- [Request] The lines to be copied run from the one containing "Serialize everything readable" to the end of the material below; reproduce them exactly, including both ends, and nothing more.

Recorded data

* start *

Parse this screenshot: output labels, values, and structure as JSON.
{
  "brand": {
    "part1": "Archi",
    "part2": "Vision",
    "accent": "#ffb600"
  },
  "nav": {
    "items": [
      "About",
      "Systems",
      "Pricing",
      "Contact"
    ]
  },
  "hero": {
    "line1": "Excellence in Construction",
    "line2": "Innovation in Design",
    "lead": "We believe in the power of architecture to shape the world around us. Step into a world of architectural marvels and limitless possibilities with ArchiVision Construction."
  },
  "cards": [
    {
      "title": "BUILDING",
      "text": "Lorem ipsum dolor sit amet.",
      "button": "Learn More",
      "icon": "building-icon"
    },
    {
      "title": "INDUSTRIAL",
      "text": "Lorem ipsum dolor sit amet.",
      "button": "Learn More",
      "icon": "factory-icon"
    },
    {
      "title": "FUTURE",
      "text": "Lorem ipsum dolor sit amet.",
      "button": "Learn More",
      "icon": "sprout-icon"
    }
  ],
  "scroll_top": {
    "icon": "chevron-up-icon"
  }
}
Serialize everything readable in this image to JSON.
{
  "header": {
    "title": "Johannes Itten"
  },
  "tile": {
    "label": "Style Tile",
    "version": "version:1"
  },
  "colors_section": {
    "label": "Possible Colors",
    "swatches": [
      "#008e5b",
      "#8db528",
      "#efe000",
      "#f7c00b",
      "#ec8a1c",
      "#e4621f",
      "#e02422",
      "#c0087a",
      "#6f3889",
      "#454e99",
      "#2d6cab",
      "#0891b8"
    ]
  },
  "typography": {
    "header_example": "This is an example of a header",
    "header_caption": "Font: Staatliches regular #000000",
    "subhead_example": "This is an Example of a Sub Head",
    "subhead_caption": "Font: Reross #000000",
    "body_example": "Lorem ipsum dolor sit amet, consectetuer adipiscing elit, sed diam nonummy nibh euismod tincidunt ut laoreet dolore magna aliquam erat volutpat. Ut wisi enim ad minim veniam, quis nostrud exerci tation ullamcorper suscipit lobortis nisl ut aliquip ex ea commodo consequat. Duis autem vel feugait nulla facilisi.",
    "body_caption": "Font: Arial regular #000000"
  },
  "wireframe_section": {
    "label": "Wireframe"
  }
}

* end *

- [The result]
Serialize everything readable in this image to JSON.
{
  "header": {
    "title": "Johannes Itten"
  },
  "tile": {
    "label": "Style Tile",
    "version": "version:1"
  },
  "colors_section": {
    "label": "Possible Colors",
    "swatches": [
      "#008e5b",
      "#8db528",
      "#efe000",
      "#f7c00b",
      "#ec8a1c",
      "#e4621f",
      "#e02422",
      "#c0087a",
      "#6f3889",
      "#454e99",
      "#2d6cab",
      "#0891b8"
    ]
  },
  "typography": {
    "header_example": "This is an example of a header",
    "header_caption": "Font: Staatliches regular #000000",
    "subhead_example": "This is an Example of a Sub Head",
    "subhead_caption": "Font: Reross #000000",
    "body_example": "Lorem ipsum dolor sit amet, consectetuer adipiscing elit, sed diam nonummy nibh euismod tincidunt ut laoreet dolore magna aliquam erat volutpat. Ut wisi enim ad minim veniam, quis nostrud exerci tation ullamcorper suscipit lobortis nisl ut aliquip ex ea commodo consequat. Duis autem vel feugait nulla facilisi.",
    "body_caption": "Font: Arial regular #000000"
  },
  "wireframe_section": {
    "label": "Wireframe"
  }
}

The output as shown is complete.